— START Document excerpt —

Background and production
One of the first films made under Bryan Forbes at EMI Elstree,  it was shot entirely in France. The film was directed by Robert Fuest, and made by the same production team as The Avengers television series. The screenplay was written by Brian Clemens and Terry Nation, both of whom had contributed to The Avengers, as well as to several ITC crime series. It was also scored by Avengers theme composer Laurie Johnson.

Clemens was involved in producing and storyboarding the film, and said it inspired him to try directing. He later commented, "My business partner (Albert Fennell) said 'You should have directed it' and suddenly I thought 'Yeah, perhaps I should have done'. I knew I could have directed it better." He wrote what became See No Evil for Forbes at EMI; after Forbes left the company the film was made at Columbia. Clemens eventually turned director with Captain Kronos, Vampire Hunter.

Release

Reception
The film did moderately well at the box-office on both sides of the Atlantic, but was not a big success.

— END Document excerpt —
— START Data section —

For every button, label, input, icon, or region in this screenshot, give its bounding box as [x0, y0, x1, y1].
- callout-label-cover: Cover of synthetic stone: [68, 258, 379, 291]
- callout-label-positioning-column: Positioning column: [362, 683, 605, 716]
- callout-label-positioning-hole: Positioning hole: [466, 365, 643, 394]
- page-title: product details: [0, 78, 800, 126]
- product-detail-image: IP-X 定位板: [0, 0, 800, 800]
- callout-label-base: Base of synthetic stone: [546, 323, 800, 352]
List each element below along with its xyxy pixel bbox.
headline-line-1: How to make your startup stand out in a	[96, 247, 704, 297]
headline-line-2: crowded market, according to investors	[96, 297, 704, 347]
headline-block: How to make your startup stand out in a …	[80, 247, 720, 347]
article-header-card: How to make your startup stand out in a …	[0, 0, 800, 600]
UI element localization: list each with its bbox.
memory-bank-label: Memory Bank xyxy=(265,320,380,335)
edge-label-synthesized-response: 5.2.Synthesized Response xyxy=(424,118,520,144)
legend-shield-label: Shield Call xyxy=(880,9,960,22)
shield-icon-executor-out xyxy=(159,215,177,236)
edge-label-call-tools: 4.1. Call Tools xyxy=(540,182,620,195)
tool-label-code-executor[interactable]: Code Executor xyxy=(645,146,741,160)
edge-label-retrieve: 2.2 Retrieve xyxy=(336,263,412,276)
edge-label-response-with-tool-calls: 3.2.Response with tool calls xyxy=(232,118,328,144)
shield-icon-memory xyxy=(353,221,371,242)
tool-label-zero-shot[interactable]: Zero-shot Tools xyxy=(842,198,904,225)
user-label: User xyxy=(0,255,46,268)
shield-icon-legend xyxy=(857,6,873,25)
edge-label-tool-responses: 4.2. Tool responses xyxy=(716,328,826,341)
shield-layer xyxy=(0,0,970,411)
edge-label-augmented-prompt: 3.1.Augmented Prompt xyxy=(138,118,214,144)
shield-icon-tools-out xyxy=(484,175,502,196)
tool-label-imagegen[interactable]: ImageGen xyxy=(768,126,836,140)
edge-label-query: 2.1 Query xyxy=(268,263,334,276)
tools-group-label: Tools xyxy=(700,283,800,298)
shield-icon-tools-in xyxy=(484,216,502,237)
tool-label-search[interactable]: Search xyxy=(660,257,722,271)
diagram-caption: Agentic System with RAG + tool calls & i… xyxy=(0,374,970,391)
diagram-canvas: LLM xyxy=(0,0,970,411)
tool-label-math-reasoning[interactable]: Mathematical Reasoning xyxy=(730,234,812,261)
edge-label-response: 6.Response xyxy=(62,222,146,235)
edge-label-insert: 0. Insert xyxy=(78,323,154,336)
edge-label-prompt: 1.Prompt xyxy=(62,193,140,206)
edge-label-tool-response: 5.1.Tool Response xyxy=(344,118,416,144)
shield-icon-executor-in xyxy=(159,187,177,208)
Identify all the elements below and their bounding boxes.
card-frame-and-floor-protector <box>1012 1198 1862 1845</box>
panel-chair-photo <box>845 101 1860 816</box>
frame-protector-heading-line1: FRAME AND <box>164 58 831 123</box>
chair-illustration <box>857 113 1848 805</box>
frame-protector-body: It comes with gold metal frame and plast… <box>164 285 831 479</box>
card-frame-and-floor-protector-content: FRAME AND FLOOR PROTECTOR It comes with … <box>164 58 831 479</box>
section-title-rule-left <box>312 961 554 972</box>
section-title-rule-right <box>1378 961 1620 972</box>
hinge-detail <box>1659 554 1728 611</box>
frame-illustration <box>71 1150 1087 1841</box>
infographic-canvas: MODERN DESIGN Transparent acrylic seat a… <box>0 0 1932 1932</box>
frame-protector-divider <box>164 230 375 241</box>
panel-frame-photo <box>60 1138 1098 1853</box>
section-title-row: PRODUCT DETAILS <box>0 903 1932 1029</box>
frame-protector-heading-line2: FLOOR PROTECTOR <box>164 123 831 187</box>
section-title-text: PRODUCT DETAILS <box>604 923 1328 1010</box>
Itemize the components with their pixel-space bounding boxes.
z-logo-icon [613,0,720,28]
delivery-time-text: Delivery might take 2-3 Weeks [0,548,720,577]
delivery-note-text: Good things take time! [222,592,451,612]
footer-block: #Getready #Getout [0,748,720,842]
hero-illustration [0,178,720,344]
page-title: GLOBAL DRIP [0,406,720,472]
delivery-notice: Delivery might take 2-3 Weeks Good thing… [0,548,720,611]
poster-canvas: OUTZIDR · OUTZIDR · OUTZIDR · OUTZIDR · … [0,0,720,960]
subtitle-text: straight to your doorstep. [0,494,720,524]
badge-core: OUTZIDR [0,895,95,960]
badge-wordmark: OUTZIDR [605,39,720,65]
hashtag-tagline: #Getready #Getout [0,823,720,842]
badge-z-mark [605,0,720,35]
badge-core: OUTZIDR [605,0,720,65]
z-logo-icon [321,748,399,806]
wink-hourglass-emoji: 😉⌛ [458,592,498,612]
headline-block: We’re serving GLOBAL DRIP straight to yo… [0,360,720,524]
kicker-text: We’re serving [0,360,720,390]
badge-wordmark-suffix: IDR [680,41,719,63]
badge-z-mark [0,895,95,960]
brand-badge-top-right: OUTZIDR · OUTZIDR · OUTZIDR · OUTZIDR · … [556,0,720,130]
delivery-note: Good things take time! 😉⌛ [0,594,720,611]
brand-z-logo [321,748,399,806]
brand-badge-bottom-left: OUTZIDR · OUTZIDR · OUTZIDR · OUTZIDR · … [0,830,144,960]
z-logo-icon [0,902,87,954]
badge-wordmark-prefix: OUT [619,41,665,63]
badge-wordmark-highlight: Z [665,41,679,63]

— END Data section —

Tasks to complete »
• 1. Can you retype the film production excerpt between "Background and production" and "composer Laurie Johnson.", inclusive?
• 2. Can you echo the records, between the start and the line holding "- callout-label-positioning-column: Positioning", inclusive?

Answers for the exercise »
• 1.
Background and production
One of the first films made under Bryan Forbes at EMI Elstree,  it was shot entirely in France. The film was directed by Robert Fuest, and made by the same production team as The Avengers television series. The screenplay was written by Brian Clemens and Terry Nation, both of whom had contributed to The Avengers, as well as to several ITC crime series. It was also scored by Avengers theme composer Laurie Johnson.

• 2.
For every button, label, input, icon, or region in this screenshot, give its bounding box as [x0, y0, x1, y1].
- callout-label-cover: Cover of synthetic stone: [68, 258, 379, 291]
- callout-label-positioning-column: Positioning column: [362, 683, 605, 716]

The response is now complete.